▸ Source material

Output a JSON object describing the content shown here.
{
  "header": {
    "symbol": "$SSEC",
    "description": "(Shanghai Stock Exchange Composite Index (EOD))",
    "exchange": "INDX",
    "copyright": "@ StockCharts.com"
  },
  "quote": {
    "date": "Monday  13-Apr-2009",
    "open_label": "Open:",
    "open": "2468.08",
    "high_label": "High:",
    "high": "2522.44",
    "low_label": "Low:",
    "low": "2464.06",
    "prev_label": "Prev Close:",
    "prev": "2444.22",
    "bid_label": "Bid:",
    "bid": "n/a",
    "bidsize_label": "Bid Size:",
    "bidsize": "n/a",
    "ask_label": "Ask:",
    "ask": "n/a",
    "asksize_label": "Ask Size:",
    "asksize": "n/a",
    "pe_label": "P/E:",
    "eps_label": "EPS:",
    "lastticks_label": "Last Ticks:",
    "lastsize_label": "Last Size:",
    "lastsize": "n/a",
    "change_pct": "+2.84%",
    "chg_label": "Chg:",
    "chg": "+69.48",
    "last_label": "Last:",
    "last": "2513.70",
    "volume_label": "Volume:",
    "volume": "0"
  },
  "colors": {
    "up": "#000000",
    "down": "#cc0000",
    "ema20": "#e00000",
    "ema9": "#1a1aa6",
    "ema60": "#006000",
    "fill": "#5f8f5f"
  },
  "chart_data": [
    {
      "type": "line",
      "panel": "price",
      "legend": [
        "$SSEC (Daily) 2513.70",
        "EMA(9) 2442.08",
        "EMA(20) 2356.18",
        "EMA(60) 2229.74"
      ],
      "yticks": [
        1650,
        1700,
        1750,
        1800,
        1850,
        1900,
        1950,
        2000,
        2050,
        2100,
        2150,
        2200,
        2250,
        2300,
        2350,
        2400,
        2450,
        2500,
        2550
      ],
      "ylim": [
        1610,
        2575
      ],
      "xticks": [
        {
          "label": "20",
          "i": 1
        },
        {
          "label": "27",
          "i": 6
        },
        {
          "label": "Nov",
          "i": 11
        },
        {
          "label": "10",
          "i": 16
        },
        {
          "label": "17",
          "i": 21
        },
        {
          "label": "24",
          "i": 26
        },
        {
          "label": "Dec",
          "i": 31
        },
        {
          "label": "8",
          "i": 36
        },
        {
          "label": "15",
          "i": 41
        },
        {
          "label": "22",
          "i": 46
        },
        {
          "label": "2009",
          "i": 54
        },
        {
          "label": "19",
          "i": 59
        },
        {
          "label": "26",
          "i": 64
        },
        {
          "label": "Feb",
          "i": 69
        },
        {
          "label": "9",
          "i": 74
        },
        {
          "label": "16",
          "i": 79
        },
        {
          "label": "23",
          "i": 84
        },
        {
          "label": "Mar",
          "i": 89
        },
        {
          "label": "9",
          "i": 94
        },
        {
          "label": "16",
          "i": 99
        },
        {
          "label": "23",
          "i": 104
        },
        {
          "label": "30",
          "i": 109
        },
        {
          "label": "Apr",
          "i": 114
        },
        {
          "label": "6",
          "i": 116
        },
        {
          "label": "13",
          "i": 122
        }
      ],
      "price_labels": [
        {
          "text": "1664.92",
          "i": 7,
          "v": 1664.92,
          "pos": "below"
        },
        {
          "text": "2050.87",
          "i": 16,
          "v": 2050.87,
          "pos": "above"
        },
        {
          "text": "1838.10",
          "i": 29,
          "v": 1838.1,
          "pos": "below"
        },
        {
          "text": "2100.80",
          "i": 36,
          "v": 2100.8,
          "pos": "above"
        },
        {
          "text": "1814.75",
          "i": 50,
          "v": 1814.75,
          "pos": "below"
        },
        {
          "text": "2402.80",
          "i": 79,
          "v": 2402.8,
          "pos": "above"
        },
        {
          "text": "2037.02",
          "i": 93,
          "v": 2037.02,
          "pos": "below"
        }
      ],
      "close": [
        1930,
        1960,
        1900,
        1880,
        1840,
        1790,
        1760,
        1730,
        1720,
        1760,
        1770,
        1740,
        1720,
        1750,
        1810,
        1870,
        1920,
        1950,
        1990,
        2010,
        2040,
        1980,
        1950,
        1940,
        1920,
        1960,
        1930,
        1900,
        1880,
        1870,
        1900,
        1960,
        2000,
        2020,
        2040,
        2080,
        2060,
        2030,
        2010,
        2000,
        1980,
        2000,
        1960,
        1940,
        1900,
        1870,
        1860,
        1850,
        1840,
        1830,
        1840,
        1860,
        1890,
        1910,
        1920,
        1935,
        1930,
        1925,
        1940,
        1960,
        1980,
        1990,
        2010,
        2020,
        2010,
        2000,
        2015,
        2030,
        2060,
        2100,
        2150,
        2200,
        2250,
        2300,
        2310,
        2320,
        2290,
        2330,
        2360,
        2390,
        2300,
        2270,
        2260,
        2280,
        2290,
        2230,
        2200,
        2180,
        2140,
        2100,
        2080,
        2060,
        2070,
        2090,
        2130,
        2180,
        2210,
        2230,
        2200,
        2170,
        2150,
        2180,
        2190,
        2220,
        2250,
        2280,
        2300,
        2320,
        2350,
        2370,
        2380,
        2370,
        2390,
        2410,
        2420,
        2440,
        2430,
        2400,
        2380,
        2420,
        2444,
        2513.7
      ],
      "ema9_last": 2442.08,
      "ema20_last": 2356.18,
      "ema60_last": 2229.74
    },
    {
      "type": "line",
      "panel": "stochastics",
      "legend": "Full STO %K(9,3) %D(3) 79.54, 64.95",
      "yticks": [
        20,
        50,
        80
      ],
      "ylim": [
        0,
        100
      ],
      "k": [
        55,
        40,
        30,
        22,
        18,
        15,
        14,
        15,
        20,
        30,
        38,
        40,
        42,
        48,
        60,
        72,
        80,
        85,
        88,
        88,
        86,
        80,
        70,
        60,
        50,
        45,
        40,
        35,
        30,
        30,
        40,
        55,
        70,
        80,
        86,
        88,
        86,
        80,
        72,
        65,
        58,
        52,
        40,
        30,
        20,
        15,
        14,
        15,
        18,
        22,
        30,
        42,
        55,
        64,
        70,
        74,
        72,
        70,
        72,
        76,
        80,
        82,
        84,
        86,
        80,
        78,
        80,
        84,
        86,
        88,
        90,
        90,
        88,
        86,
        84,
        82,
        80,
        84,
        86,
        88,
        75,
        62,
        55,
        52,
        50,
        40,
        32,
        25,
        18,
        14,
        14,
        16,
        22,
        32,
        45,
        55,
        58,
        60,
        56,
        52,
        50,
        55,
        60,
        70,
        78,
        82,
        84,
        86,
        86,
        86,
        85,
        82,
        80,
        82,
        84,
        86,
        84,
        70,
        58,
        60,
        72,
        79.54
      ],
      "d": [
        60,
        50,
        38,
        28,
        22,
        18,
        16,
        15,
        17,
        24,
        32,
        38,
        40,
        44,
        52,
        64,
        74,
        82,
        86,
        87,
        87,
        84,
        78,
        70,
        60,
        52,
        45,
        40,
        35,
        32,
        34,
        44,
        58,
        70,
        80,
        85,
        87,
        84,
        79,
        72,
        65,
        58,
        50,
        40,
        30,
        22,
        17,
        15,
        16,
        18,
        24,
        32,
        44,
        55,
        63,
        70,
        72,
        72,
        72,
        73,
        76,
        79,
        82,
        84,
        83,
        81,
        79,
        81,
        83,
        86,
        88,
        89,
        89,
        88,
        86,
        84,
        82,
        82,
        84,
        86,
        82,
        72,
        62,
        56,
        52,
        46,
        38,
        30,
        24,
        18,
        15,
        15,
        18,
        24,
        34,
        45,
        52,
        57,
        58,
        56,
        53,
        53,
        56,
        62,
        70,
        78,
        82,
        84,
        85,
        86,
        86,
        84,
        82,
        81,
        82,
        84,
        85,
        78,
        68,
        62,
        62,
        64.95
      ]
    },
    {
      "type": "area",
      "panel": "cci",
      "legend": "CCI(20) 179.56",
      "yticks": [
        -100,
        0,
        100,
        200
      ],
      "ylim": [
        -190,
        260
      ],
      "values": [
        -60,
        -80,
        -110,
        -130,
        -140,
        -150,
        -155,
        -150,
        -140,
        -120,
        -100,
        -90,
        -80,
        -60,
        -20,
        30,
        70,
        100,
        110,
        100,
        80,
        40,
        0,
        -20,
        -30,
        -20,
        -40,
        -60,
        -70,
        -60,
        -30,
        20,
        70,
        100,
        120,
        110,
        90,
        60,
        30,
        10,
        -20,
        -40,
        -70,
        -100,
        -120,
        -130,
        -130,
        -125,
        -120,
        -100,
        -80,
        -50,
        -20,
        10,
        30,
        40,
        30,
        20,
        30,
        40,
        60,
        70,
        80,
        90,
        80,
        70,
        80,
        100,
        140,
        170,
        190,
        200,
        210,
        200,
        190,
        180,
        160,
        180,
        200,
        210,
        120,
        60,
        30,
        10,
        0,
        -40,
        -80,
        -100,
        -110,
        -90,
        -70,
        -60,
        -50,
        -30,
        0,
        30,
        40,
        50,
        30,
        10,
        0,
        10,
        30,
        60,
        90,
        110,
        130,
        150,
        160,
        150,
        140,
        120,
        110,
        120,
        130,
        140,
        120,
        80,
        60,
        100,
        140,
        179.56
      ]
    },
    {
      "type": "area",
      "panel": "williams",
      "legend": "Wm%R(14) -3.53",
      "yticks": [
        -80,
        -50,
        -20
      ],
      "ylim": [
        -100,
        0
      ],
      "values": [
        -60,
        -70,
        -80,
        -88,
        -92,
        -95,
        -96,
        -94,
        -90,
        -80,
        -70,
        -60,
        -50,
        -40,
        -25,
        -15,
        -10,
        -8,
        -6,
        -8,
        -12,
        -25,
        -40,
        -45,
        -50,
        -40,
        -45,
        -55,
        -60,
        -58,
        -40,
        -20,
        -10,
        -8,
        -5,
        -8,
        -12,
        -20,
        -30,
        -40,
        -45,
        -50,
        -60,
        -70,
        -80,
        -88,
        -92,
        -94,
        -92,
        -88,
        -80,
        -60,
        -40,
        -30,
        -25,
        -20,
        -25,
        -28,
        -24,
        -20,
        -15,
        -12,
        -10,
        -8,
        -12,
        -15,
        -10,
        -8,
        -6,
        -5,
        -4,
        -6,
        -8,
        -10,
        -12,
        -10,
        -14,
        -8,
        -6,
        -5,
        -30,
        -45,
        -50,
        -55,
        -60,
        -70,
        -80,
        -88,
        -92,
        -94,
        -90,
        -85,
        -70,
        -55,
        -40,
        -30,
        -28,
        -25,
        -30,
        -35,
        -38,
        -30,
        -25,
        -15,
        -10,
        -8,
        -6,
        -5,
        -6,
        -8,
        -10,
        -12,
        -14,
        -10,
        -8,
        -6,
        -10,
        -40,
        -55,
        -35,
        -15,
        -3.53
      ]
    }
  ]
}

▸ What the task requires
Which lines hold the string "legend"? List them all.

▸ Complete answer
      "legend": [
      "legend": "Full STO %K(9,3) %D(3) 79.54, 64.95",
      "legend": "CCI(20) 179.56",
      "legend": "Wm%R(14) -3.53",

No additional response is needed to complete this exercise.